┌─ Given records
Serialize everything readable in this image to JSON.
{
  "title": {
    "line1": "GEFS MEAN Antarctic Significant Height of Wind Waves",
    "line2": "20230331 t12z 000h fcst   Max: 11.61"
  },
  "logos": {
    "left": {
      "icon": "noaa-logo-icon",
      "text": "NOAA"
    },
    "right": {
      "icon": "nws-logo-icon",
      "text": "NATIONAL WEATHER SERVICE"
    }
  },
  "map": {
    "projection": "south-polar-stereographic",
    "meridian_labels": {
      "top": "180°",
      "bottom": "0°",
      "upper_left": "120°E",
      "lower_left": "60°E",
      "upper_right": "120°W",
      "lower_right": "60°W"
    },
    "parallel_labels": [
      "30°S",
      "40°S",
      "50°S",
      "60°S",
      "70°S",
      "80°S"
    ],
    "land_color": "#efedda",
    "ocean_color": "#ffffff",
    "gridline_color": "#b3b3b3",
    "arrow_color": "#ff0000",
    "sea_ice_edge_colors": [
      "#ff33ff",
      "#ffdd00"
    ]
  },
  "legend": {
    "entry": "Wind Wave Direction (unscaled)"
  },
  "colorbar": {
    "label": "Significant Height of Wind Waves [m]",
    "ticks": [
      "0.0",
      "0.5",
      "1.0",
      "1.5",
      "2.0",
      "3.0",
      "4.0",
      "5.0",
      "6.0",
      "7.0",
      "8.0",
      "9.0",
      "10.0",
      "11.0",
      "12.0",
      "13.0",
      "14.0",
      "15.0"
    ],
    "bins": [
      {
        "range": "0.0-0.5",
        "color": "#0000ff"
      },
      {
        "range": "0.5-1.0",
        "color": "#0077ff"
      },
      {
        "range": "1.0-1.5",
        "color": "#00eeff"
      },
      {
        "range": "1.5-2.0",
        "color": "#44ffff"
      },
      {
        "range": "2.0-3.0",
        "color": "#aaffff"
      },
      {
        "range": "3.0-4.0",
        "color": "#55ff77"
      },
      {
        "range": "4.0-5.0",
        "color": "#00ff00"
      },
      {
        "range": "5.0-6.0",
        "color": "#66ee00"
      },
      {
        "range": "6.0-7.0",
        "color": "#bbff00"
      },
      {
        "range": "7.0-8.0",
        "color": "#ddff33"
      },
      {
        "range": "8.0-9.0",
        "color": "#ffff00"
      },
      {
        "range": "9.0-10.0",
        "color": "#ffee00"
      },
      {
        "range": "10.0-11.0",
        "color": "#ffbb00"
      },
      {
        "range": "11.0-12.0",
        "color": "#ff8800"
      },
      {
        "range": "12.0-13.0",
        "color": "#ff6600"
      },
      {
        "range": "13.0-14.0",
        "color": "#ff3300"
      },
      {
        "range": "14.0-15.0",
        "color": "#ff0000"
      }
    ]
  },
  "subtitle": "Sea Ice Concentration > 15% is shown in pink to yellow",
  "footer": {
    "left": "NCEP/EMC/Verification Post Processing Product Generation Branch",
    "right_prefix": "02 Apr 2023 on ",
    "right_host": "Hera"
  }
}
└─
## Written exercise
List each line of the records that holds the string "Height".

## Solution to the problem
    "line1": "GEFS MEAN Antarctic Significant Height of Wind Waves",
    "label": "Significant Height of Wind Waves [m]",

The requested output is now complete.